# INFORMATION SHOWN start

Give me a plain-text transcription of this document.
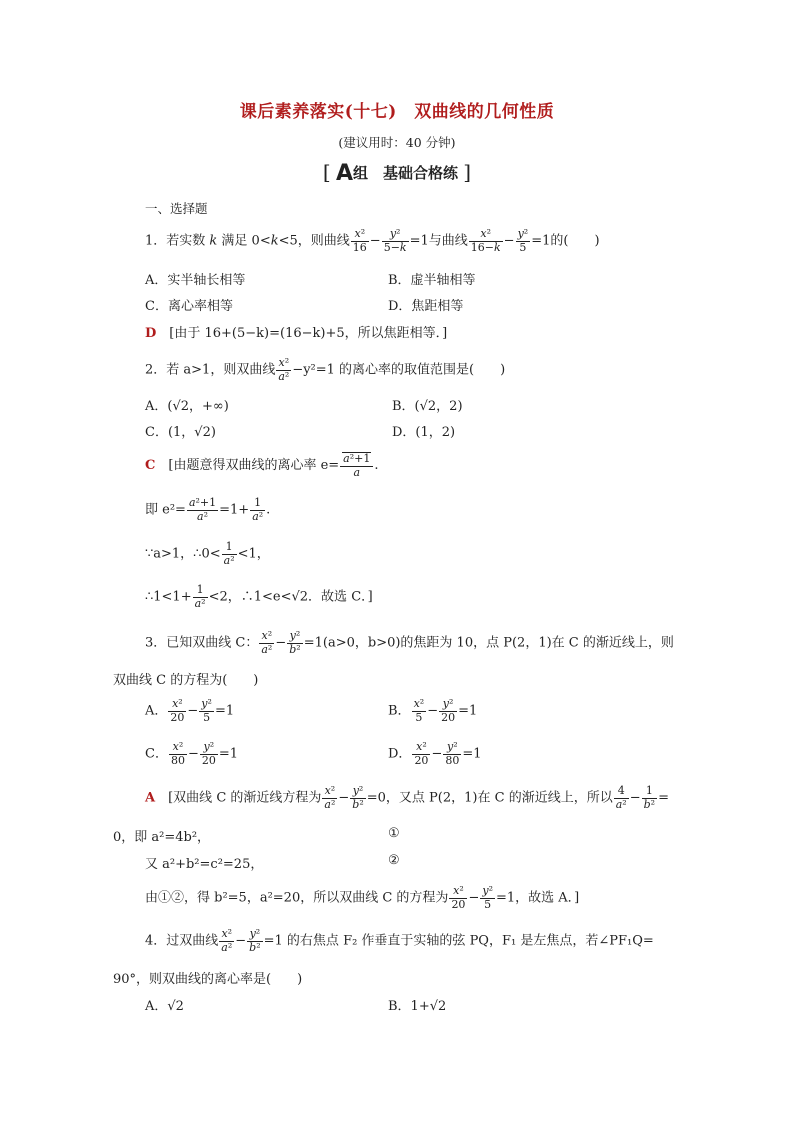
课后素养落实(十七)　双曲线的几何性质
(建议用时：40 分钟)
[ A组　基础合格练 ]
一、选择题
1．若实数 k 满足 0<k<5，则曲线 $\frac{\text{x²}}{16} - \frac{\text{y²}}{5-k} =1$与曲线 $\frac{\text{x²}}{16-k} - \frac{\text{y²}}{5} =1$的(　　)
A．实半轴长相等	B．虚半轴相等
C．离心率相等	D．焦距相等
D　 [由于 16+(5−k)=(16−k)+5，所以焦距相等．]
2．若 a>1，则双曲线 $\frac{\text{x²}}{\text{a²}} -y^2=1$ 的离心率的取值范围是(　　)
A．(√2，+∞)	B．(√2，2)
C．(1，√2)	D．(1，2)
C　 [由题意得双曲线的离心率 $e= \frac{\text{a²+1}}{a}$ .
即 $e^2= \frac{\text{a²+1}}{\text{a²}} =1+ \frac{1}{\text{a²}}$ .
∵a>1，∴0< $\frac{1}{\text{a²}} <1$，
∴1<1+ $\frac{1}{\text{a²}} <2$，∴1<e<√2．故选 C．]
3．已知双曲线 C： $\frac{\text{x²}}{\text{a²}} - \frac{\text{y²}}{\text{b²}} =1(a>0$，b>0)的焦距为 10，点 P(2，1)在 C 的渐近线上，则
双曲线 C 的方程为(　　)
A． $\frac{\text{x²}}{20} - \frac{\text{y²}}{5} =1$	B． $\frac{\text{x²}}{5} - \frac{\text{y²}}{20} =1$
C． $\frac{\text{x²}}{80} - \frac{\text{y²}}{20} =1$	D． $\frac{\text{x²}}{20} - \frac{\text{y²}}{80} =1$
A　 [双曲线 C 的渐近线方程为 $\frac{\text{x²}}{\text{a²}} - \frac{\text{y²}}{\text{b²}} =0$，又点 P(2，1)在 C 的渐近线上，所以 $\frac{4}{\text{a²}} - \frac{1}{\text{b²}}$ =
0，即 a²=4b²，	①
又 a²+b²=c²=25，	②
由①②，得 b²=5，a²=20，所以双曲线 C 的方程为 $\frac{\text{x²}}{20} - \frac{\text{y²}}{5} =1$，故选 A．]
4．过双曲线 $\frac{\text{x²}}{\text{a²}} - \frac{\text{y²}}{\text{b²}} =1$ 的右焦点 F₂ 作垂直于实轴的弦 PQ，F₁ 是左焦点，若∠PF₁Q=
90°，则双曲线的离心率是(　　)
A．√2	B．1+√2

# INFORMATION SHOWN end

Extract the text of all the records above verbatim, excluding pictures.

§ **SOLVED EXERCISE**
Give me a plain-text transcription of this document.
课后素养落实(十七)　双曲线的几何性质
(建议用时：40 分钟)
[ A组　基础合格练 ]
一、选择题
1．若实数 k 满足 0<k<5，则曲线 $\frac{\text{x²}}{16} - \frac{\text{y²}}{5-k} =1$与曲线 $\frac{\text{x²}}{16-k} - \frac{\text{y²}}{5} =1$的(　　)
A．实半轴长相等	B．虚半轴相等
C．离心率相等	D．焦距相等
D　 [由于 16+(5−k)=(16−k)+5，所以焦距相等．]
2．若 a>1，则双曲线 $\frac{\text{x²}}{\text{a²}} -y^2=1$ 的离心率的取值范围是(　　)
A．(√2，+∞)	B．(√2，2)
C．(1，√2)	D．(1，2)
C　 [由题意得双曲线的离心率 $e= \frac{\text{a²+1}}{a}$ .
即 $e^2= \frac{\text{a²+1}}{\text{a²}} =1+ \frac{1}{\text{a²}}$ .
∵a>1，∴0< $\frac{1}{\text{a²}} <1$，
∴1<1+ $\frac{1}{\text{a²}} <2$，∴1<e<√2．故选 C．]
3．已知双曲线 C： $\frac{\text{x²}}{\text{a²}} - \frac{\text{y²}}{\text{b²}} =1(a>0$，b>0)的焦距为 10，点 P(2，1)在 C 的渐近线上，则
双曲线 C 的方程为(　　)
A． $\frac{\text{x²}}{20} - \frac{\text{y²}}{5} =1$	B． $\frac{\text{x²}}{5} - \frac{\text{y²}}{20} =1$
C． $\frac{\text{x²}}{80} - \frac{\text{y²}}{20} =1$	D． $\frac{\text{x²}}{20} - \frac{\text{y²}}{80} =1$
A　 [双曲线 C 的渐近线方程为 $\frac{\text{x²}}{\text{a²}} - \frac{\text{y²}}{\text{b²}} =0$，又点 P(2，1)在 C 的渐近线上，所以 $\frac{4}{\text{a²}} - \frac{1}{\text{b²}}$ =
0，即 a²=4b²，	①
又 a²+b²=c²=25，	②
由①②，得 b²=5，a²=20，所以双曲线 C 的方程为 $\frac{\text{x²}}{20} - \frac{\text{y²}}{5} =1$，故选 A．]
4．过双曲线 $\frac{\text{x²}}{\text{a²}} - \frac{\text{y²}}{\text{b²}} =1$ 的右焦点 F₂ 作垂直于实轴的弦 PQ，F₁ 是左焦点，若∠PF₁Q=
90°，则双曲线的离心率是(　　)
A．√2	B．1+√2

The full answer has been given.